* Begin *

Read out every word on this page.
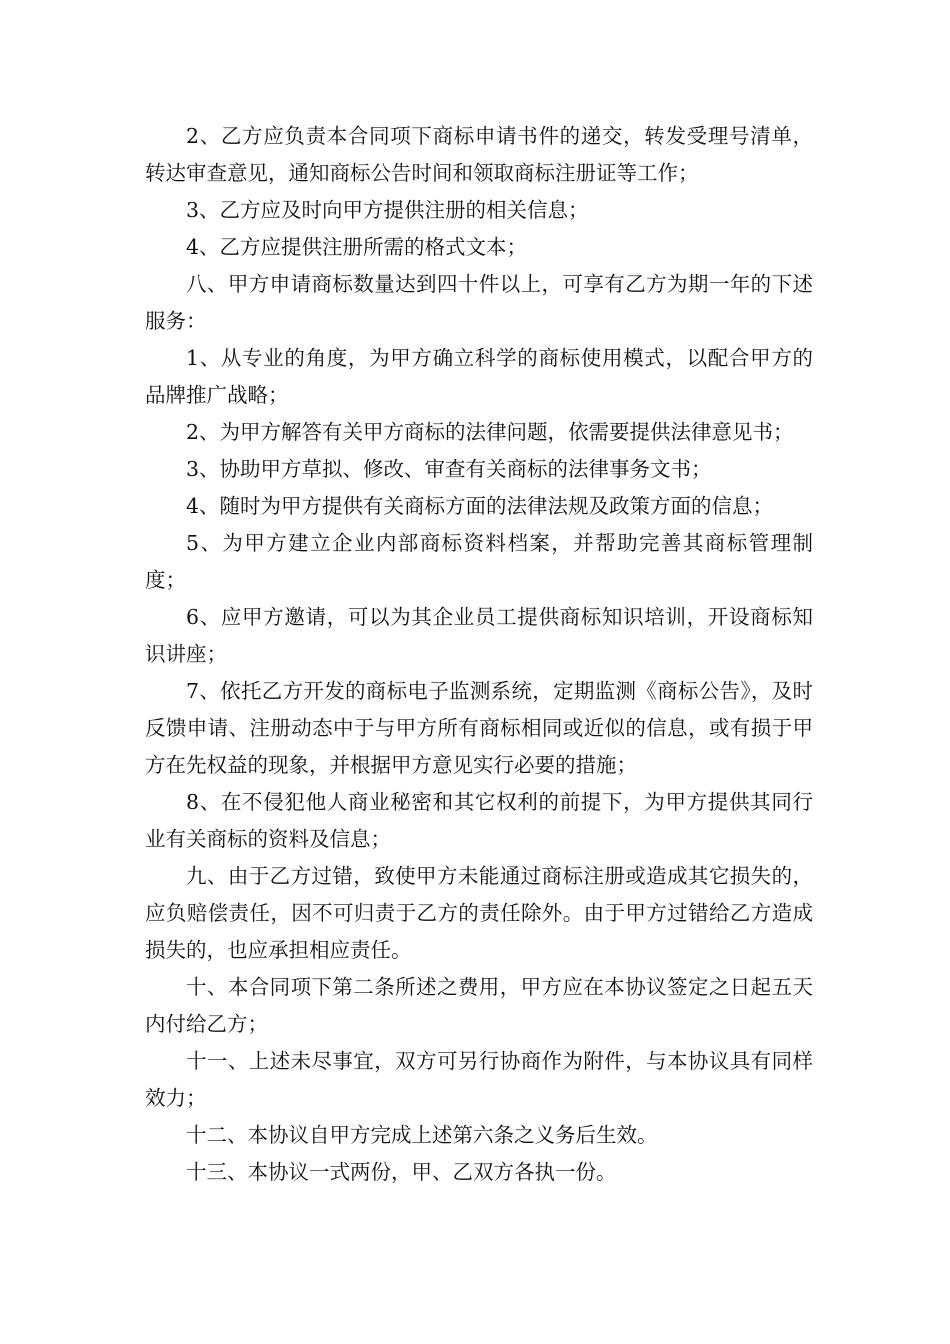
2、乙方应负责本合同项下商标申请书件的递交，转发受理号清单，转达审查意见，通知商标公告时间和领取商标注册证等工作；

3、乙方应及时向甲方提供注册的相关信息；

4、乙方应提供注册所需的格式文本；

八、甲方申请商标数量达到四十件以上，可享有乙方为期一年的下述服务：

1、从专业的角度，为甲方确立科学的商标使用模式，以配合甲方的品牌推广战略；

2、为甲方解答有关甲方商标的法律问题，依需要提供法律意见书；

3、协助甲方草拟、修改、审查有关商标的法律事务文书；

4、随时为甲方提供有关商标方面的法律法规及政策方面的信息；

5、为甲方建立企业内部商标资料档案，并帮助完善其商标管理制度；

6、应甲方邀请，可以为其企业员工提供商标知识培训，开设商标知识讲座；

7、依托乙方开发的商标电子监测系统，定期监测《商标公告》，及时反馈申请、注册动态中于与甲方所有商标相同或近似的信息，或有损于甲方在先权益的现象，并根据甲方意见实行必要的措施；

8、在不侵犯他人商业秘密和其它权利的前提下，为甲方提供其同行业有关商标的资料及信息；

九、由于乙方过错，致使甲方未能通过商标注册或造成其它损失的，应负赔偿责任，因不可归责于乙方的责任除外。由于甲方过错给乙方造成损失的，也应承担相应责任。

十、本合同项下第二条所述之费用，甲方应在本协议签定之日起五天内付给乙方；

十一、上述未尽事宜，双方可另行协商作为附件，与本协议具有同样效力；

十二、本协议自甲方完成上述第六条之义务后生效。

十三、本协议一式两份，甲、乙双方各执一份。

* End *

### YOUR GOAL:
Write the listing above out again exactly, dropping each image.

### THE SOLUTION:
Read out every word on this page.
2、乙方应负责本合同项下商标申请书件的递交，转发受理号清单，转达审查意见，通知商标公告时间和领取商标注册证等工作；

3、乙方应及时向甲方提供注册的相关信息；

4、乙方应提供注册所需的格式文本；

八、甲方申请商标数量达到四十件以上，可享有乙方为期一年的下述服务：

1、从专业的角度，为甲方确立科学的商标使用模式，以配合甲方的品牌推广战略；

2、为甲方解答有关甲方商标的法律问题，依需要提供法律意见书；

3、协助甲方草拟、修改、审查有关商标的法律事务文书；

4、随时为甲方提供有关商标方面的法律法规及政策方面的信息；

5、为甲方建立企业内部商标资料档案，并帮助完善其商标管理制度；

6、应甲方邀请，可以为其企业员工提供商标知识培训，开设商标知识讲座；

7、依托乙方开发的商标电子监测系统，定期监测《商标公告》，及时反馈申请、注册动态中于与甲方所有商标相同或近似的信息，或有损于甲方在先权益的现象，并根据甲方意见实行必要的措施；

8、在不侵犯他人商业秘密和其它权利的前提下，为甲方提供其同行业有关商标的资料及信息；

九、由于乙方过错，致使甲方未能通过商标注册或造成其它损失的，应负赔偿责任，因不可归责于乙方的责任除外。由于甲方过错给乙方造成损失的，也应承担相应责任。

十、本合同项下第二条所述之费用，甲方应在本协议签定之日起五天内付给乙方；

十一、上述未尽事宜，双方可另行协商作为附件，与本协议具有同样效力；

十二、本协议自甲方完成上述第六条之义务后生效。

十三、本协议一式两份，甲、乙双方各执一份。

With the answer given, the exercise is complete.